Stored dataset items
--- --- ---
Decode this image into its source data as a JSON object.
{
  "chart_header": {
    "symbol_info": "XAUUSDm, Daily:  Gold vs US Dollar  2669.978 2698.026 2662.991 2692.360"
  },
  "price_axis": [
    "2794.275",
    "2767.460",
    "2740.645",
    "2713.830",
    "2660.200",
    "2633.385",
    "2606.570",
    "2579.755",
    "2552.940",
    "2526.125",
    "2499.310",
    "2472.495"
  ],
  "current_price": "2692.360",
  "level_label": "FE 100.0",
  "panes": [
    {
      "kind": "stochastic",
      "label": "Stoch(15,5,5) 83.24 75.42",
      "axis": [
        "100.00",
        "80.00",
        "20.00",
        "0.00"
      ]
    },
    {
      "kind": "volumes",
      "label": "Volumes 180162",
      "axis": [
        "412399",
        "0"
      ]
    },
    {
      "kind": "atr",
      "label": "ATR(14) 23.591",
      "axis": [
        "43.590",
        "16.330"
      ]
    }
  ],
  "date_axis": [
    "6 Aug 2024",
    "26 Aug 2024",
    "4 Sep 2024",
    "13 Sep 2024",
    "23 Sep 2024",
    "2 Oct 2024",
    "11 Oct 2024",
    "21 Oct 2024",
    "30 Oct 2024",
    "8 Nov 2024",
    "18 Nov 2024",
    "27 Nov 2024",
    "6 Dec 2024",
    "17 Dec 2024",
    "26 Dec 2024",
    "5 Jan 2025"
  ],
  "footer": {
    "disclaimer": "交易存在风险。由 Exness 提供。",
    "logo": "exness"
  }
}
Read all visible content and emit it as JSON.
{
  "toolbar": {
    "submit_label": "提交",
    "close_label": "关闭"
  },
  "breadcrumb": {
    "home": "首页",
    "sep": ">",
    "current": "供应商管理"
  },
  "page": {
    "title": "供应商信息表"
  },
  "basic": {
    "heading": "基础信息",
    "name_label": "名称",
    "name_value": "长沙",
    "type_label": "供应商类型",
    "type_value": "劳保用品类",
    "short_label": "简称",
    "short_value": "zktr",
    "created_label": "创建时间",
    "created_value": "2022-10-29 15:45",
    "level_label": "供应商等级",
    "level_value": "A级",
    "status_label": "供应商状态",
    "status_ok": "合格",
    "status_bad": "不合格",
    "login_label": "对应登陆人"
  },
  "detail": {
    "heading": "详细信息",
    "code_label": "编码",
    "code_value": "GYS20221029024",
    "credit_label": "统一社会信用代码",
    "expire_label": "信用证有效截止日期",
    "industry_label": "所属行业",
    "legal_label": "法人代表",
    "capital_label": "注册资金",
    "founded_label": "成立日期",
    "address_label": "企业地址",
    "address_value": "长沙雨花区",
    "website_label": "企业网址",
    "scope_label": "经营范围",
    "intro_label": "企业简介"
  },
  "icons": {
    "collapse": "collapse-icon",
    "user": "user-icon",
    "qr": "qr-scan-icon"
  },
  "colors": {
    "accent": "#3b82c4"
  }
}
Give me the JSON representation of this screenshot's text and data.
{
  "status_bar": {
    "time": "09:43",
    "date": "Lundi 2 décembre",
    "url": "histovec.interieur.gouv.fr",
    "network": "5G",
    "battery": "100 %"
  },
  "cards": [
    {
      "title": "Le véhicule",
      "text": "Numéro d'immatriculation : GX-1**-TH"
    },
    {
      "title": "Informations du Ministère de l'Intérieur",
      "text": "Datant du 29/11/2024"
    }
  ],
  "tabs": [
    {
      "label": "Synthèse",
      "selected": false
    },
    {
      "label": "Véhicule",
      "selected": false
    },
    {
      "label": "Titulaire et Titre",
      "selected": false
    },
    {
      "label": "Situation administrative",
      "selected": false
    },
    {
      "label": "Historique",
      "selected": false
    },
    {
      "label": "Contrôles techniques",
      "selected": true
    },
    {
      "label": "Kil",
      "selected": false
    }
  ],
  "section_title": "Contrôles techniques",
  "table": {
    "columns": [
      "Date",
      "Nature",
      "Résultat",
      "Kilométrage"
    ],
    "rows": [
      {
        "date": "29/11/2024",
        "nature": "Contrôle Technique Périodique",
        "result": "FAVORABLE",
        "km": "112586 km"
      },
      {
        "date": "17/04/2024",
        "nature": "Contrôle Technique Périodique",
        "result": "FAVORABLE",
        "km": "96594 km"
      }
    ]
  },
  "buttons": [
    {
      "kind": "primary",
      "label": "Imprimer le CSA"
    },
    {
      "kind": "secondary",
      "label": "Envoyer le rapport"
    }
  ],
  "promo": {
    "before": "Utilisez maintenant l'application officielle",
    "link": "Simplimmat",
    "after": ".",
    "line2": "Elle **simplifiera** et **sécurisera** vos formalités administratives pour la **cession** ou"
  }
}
--- --- ---
Find the word "kind" in the data and copy out each line where it turns up.

* **Finished answer**
      "kind": "stochastic",
      "kind": "volumes",
      "kind": "atr",
      "kind": "primary",
      "kind": "secondary",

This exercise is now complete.